Un bris de conditions mène à des accusations en matière de drogue

Sylvain Deschênes n’en est pas à son premier dossier judiciaire

Publié le 20 avril 2017

Sylvain Deschênes a été libéré moyennant le dépôt de 2000 $. Il devra également respecter plusieurs conditions, dont un couvre-feu, l’interdiction de posséder tout type d’arme et l’interdiction de posséder un téléphone cellulaire ou tout autre appareil de télécommunication.

©TC Media

Une arrestation pour bris de conditions a conduit les policiers à saisir une quantité importante de stupéfiants dans un logement du quartier McWatters à Rouyn-Noranda. L’individu n’en était d’ailleurs pas à ses premiers démêlés avec la justice.

_CONSIGNE_:
Répondez brièvement à ces questions sur l'article consacré à l'arrestation à Rouyn-Noranda :
(a) À quelle date l'article a-t-il été publié ?
(b) Moyennant le dépôt de quelle somme Sylvain Deschênes a-t-il été libéré ?
(c) Dans quel quartier se trouvait le logement où les stupéfiants ont été saisis ?

Entrées du jeu de données:
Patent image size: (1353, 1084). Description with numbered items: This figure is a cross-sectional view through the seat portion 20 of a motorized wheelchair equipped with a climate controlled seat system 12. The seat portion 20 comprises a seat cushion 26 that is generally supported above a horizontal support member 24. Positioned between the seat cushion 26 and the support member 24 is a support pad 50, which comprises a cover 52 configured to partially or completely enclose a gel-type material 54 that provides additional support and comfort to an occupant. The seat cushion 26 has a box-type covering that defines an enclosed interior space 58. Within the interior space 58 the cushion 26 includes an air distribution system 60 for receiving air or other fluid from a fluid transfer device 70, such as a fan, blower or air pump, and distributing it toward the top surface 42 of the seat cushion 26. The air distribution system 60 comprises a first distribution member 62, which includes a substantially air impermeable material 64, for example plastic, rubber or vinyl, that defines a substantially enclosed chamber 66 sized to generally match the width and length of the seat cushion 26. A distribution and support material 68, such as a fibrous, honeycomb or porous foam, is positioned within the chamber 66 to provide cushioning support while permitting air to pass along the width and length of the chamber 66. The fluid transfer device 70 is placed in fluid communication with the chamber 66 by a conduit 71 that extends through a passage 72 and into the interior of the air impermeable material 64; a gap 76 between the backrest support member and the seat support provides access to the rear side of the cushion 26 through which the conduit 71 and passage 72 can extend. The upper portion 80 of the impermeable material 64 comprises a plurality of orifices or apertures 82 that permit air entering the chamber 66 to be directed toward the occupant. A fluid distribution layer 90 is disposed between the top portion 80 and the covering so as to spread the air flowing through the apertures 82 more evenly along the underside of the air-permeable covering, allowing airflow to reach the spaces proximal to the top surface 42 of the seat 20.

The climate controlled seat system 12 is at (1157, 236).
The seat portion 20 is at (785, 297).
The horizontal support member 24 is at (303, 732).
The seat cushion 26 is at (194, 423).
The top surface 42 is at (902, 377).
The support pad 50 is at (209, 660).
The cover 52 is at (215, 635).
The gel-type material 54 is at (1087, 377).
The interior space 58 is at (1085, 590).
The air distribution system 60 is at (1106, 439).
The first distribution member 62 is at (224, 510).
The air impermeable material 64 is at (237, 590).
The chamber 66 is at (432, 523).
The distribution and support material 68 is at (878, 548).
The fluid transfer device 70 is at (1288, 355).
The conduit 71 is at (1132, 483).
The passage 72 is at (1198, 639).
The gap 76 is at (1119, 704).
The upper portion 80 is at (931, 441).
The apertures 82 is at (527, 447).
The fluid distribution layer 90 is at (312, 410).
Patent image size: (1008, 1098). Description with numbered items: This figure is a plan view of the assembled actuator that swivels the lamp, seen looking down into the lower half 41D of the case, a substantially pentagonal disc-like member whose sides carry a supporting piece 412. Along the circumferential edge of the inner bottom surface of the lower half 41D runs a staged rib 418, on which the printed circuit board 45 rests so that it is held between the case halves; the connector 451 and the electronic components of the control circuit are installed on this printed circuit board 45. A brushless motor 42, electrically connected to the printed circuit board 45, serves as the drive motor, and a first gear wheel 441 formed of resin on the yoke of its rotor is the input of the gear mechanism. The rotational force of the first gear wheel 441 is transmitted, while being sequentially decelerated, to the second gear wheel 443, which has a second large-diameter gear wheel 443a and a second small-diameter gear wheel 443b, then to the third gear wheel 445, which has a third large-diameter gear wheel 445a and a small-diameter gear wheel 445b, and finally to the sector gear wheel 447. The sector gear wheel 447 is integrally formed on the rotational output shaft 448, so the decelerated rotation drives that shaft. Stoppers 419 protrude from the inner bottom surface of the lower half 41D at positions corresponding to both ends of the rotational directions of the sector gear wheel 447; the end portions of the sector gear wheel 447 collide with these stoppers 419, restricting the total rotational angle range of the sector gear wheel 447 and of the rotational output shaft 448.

_RÉPONSE ATTENDUE_:
(a) Le 20 avril 2017.
(b) 2000 $.
(c) Dans le quartier McWatters, à Rouyn-Noranda.